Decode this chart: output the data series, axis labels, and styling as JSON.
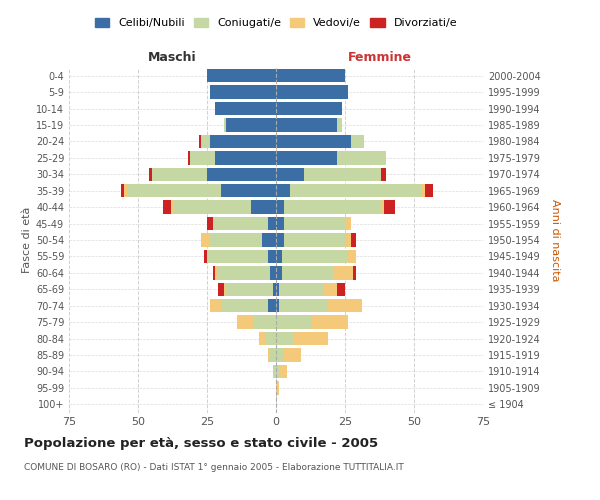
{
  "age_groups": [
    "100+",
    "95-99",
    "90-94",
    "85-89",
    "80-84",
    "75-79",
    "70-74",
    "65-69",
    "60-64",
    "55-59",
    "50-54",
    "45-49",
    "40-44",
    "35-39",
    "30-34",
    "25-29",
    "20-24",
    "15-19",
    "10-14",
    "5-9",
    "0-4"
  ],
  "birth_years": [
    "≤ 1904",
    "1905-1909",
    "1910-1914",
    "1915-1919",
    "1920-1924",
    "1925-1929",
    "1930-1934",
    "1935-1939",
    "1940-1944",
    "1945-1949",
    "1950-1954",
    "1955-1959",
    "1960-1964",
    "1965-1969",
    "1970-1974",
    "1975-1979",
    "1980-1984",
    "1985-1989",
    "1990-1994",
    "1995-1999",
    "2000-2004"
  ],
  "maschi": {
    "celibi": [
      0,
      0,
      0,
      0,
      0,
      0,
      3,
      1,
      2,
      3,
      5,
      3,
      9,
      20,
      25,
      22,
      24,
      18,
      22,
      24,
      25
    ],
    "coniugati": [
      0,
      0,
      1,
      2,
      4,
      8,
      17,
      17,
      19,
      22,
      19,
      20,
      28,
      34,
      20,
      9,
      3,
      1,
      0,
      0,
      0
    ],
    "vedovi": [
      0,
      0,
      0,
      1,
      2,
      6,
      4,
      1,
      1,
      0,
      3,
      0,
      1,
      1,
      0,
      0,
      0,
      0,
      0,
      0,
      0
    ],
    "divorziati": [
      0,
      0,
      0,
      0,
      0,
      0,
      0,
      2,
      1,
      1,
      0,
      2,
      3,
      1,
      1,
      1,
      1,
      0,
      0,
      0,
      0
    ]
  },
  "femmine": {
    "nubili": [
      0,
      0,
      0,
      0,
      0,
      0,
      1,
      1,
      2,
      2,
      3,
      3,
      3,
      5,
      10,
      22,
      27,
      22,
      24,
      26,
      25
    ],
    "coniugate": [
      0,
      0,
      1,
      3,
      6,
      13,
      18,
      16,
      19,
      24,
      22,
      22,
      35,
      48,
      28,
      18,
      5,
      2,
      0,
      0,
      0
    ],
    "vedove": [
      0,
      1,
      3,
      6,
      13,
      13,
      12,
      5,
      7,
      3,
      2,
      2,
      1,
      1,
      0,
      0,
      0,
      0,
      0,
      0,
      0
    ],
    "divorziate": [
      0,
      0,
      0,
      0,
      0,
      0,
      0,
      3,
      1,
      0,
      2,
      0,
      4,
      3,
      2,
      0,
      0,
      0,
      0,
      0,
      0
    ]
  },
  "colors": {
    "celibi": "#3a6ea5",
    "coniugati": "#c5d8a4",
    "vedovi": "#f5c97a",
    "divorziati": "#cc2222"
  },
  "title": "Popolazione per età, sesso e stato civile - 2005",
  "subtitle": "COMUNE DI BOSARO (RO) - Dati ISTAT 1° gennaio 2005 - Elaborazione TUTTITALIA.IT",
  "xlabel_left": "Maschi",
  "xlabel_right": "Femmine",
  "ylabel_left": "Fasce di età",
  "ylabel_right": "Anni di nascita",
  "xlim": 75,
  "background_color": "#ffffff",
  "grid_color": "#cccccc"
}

--

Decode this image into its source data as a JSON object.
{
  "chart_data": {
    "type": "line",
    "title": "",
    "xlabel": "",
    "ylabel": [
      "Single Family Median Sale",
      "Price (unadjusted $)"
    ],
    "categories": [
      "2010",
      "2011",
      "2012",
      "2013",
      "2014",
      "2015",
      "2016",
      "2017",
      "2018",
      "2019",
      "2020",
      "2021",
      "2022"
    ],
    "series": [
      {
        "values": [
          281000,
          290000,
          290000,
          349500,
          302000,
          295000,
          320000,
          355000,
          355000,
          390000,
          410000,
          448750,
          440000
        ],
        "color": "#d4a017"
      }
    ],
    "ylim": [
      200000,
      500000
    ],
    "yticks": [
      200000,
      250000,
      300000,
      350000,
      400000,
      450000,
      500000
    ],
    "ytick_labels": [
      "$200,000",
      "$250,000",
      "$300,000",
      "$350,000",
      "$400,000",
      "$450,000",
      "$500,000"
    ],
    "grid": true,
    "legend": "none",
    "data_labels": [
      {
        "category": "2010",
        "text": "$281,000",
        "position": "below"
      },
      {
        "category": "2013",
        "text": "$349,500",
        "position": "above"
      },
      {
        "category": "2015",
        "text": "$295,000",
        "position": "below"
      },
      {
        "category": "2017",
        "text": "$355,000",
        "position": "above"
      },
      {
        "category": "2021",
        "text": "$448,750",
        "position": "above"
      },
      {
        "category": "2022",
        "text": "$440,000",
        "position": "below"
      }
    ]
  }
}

◆ **Your task**: Copy each line above that contains the string "this".

◆ **Expected answer**:
Decode this chart: output the data series, axis labels, and styling as JSON.
Decode this image into its source data as a JSON object.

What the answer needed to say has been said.